> _Exercise brief_:
Please print every line from the one containing "Give me the" through the last line of the records below, exactly as written and nothing more.

> _Entries supplied_:

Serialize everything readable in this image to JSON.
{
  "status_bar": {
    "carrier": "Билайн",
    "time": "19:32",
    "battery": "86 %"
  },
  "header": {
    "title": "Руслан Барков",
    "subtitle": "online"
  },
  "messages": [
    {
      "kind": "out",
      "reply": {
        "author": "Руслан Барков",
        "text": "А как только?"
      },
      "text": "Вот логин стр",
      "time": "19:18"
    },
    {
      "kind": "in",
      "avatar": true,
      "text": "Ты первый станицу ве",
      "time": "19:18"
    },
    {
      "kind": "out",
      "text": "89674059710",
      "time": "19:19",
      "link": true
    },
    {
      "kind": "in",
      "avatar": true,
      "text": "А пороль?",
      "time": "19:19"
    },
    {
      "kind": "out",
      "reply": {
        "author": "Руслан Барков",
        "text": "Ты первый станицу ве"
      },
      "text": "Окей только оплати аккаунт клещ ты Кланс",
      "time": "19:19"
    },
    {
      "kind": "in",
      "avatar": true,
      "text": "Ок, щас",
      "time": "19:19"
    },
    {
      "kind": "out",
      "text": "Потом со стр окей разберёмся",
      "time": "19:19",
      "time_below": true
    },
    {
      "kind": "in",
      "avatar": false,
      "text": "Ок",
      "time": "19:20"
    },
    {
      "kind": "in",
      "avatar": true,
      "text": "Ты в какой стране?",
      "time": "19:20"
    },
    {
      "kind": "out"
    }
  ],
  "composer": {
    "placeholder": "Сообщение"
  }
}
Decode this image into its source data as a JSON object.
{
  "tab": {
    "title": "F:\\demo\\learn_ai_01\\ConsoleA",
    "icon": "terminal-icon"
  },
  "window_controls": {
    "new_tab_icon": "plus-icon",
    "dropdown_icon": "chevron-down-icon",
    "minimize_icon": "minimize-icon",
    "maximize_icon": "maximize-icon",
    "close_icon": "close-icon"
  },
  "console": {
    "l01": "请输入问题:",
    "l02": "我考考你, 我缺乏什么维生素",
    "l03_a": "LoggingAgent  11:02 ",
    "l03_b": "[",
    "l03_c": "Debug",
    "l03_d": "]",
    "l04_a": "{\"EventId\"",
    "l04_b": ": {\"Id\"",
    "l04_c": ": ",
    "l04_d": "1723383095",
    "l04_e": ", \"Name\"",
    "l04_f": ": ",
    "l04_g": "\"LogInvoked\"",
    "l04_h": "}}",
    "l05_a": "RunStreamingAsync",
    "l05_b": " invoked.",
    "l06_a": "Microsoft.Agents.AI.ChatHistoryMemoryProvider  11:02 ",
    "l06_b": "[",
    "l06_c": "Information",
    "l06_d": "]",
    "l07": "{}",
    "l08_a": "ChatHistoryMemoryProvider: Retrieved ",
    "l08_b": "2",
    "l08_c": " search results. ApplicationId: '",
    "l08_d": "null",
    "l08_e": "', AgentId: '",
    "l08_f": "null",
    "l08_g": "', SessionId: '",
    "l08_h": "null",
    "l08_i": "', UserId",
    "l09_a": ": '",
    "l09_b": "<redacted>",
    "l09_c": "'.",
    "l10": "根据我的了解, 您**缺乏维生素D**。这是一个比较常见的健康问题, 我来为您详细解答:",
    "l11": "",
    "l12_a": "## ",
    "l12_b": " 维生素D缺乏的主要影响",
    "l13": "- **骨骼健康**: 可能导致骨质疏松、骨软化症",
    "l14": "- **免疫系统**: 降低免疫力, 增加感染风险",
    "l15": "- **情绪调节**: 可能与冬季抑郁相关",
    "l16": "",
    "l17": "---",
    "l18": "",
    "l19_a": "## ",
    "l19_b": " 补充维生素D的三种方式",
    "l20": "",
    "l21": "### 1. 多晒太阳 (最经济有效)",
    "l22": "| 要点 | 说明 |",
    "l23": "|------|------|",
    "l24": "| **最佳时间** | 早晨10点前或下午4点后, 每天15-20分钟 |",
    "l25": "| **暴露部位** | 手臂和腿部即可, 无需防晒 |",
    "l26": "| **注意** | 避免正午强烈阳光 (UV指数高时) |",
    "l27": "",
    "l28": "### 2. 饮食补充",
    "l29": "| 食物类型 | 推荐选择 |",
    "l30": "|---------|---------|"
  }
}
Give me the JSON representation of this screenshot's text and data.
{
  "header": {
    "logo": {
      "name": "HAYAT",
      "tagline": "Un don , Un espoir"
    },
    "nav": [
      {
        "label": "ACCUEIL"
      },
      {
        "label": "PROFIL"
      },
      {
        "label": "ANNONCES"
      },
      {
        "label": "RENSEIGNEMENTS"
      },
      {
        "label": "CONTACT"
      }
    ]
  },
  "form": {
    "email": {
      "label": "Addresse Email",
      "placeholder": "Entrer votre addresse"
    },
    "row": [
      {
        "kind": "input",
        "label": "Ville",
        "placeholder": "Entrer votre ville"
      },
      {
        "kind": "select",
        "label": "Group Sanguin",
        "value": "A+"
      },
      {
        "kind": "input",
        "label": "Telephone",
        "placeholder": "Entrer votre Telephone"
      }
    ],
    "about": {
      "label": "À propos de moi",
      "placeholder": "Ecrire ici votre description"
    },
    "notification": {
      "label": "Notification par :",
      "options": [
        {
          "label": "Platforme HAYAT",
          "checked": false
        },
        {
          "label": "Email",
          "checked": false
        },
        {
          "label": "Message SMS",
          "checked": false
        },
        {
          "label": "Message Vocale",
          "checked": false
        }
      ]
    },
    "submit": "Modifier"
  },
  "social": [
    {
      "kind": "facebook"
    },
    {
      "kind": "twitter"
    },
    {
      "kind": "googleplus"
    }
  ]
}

> _Full answer_:
Give me the JSON representation of this screenshot's text and data.
{
  "header": {
    "logo": {
      "name": "HAYAT",
      "tagline": "Un don , Un espoir"
    },
    "nav": [
      {
        "label": "ACCUEIL"
      },
      {
        "label": "PROFIL"
      },
      {
        "label": "ANNONCES"
      },
      {
        "label": "RENSEIGNEMENTS"
      },
      {
        "label": "CONTACT"
      }
    ]
  },
  "form": {
    "email": {
      "label": "Addresse Email",
      "placeholder": "Entrer votre addresse"
    },
    "row": [
      {
        "kind": "input",
        "label": "Ville",
        "placeholder": "Entrer votre ville"
      },
      {
        "kind": "select",
        "label": "Group Sanguin",
        "value": "A+"
      },
      {
        "kind": "input",
        "label": "Telephone",
        "placeholder": "Entrer votre Telephone"
      }
    ],
    "about": {
      "label": "À propos de moi",
      "placeholder": "Ecrire ici votre description"
    },
    "notification": {
      "label": "Notification par :",
      "options": [
        {
          "label": "Platforme HAYAT",
          "checked": false
        },
        {
          "label": "Email",
          "checked": false
        },
        {
          "label": "Message SMS",
          "checked": false
        },
        {
          "label": "Message Vocale",
          "checked": false
        }
      ]
    },
    "submit": "Modifier"
  },
  "social": [
    {
      "kind": "facebook"
    },
    {
      "kind": "twitter"
    },
    {
      "kind": "googleplus"
    }
  ]
}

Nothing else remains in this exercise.